> Exercise task:
Without the pictures, set down the records below word for word.

> Items:
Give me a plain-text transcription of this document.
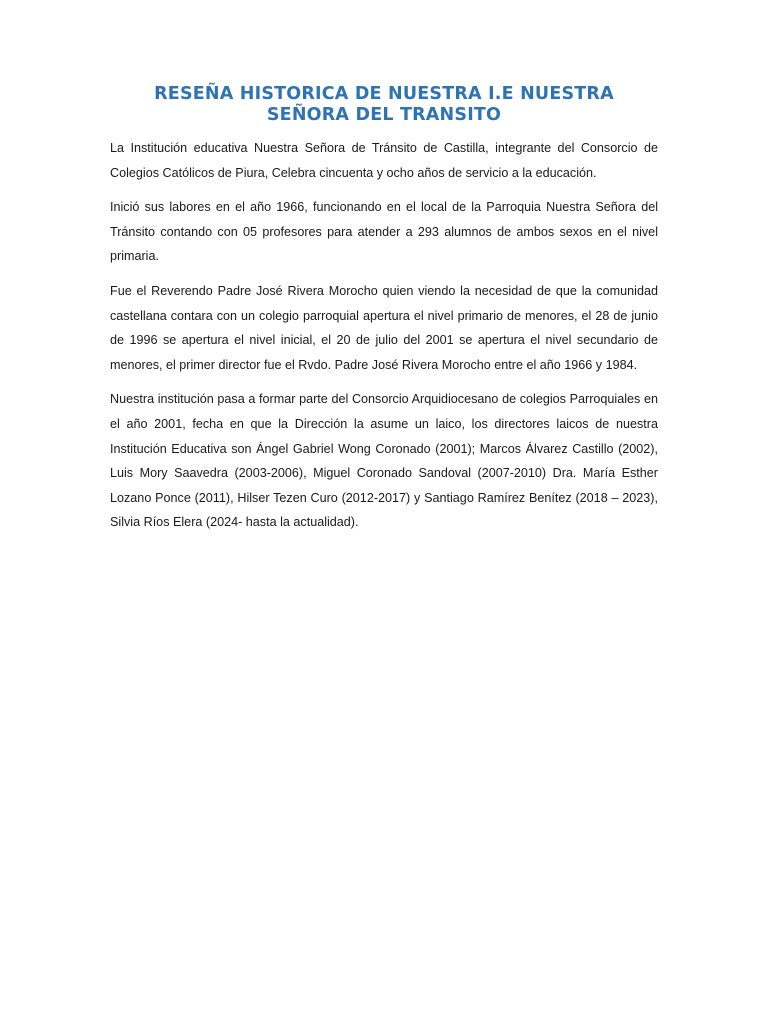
RESEÑA HISTORICA DE NUESTRA I.E NUESTRA SEÑORA DEL TRANSITO

La Institución educativa Nuestra Señora de Tránsito de Castilla, integrante del Consorcio de Colegios Católicos de Piura, Celebra cincuenta y ocho años de servicio a la educación.

Inició sus labores en el año 1966, funcionando en el local de la Parroquia Nuestra Señora del Tránsito contando con 05 profesores para atender a 293 alumnos de ambos sexos en el nivel primaria.

Fue el Reverendo Padre José Rivera Morocho quien viendo la necesidad de que la comunidad castellana contara con un colegio parroquial apertura el nivel primario de menores, el 28 de junio de 1996 se apertura el nivel inicial, el 20 de julio del 2001 se apertura el nivel secundario de menores, el primer director fue el Rvdo. Padre José Rivera Morocho entre el año 1966 y 1984.

Nuestra institución pasa a formar parte del Consorcio Arquidiocesano de colegios Parroquiales en el año 2001, fecha en que la Dirección la asume un laico, los directores laicos de nuestra Institución Educativa son Ángel Gabriel Wong Coronado (2001); Marcos Álvarez Castillo (2002), Luis Mory Saavedra (2003-2006), Miguel Coronado Sandoval (2007-2010) Dra. María Esther Lozano Ponce (2011), Hilser Tezen Curo (2012-2017) y Santiago Ramírez Benítez (2018 – 2023), Silvia Ríos Elera (2024- hasta la actualidad).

> Solution for this exercise:
Give me a plain-text transcription of this document.
RESEÑA HISTORICA DE NUESTRA I.E NUESTRA SEÑORA DEL TRANSITO

La Institución educativa Nuestra Señora de Tránsito de Castilla, integrante del Consorcio de Colegios Católicos de Piura, Celebra cincuenta y ocho años de servicio a la educación.

Inició sus labores en el año 1966, funcionando en el local de la Parroquia Nuestra Señora del Tránsito contando con 05 profesores para atender a 293 alumnos de ambos sexos en el nivel primaria.

Fue el Reverendo Padre José Rivera Morocho quien viendo la necesidad de que la comunidad castellana contara con un colegio parroquial apertura el nivel primario de menores, el 28 de junio de 1996 se apertura el nivel inicial, el 20 de julio del 2001 se apertura el nivel secundario de menores, el primer director fue el Rvdo. Padre José Rivera Morocho entre el año 1966 y 1984.

Nuestra institución pasa a formar parte del Consorcio Arquidiocesano de colegios Parroquiales en el año 2001, fecha en que la Dirección la asume un laico, los directores laicos de nuestra Institución Educativa son Ángel Gabriel Wong Coronado (2001); Marcos Álvarez Castillo (2002), Luis Mory Saavedra (2003-2006), Miguel Coronado Sandoval (2007-2010) Dra. María Esther Lozano Ponce (2011), Hilser Tezen Curo (2012-2017) y Santiago Ramírez Benítez (2018 – 2023), Silvia Ríos Elera (2024- hasta la actualidad).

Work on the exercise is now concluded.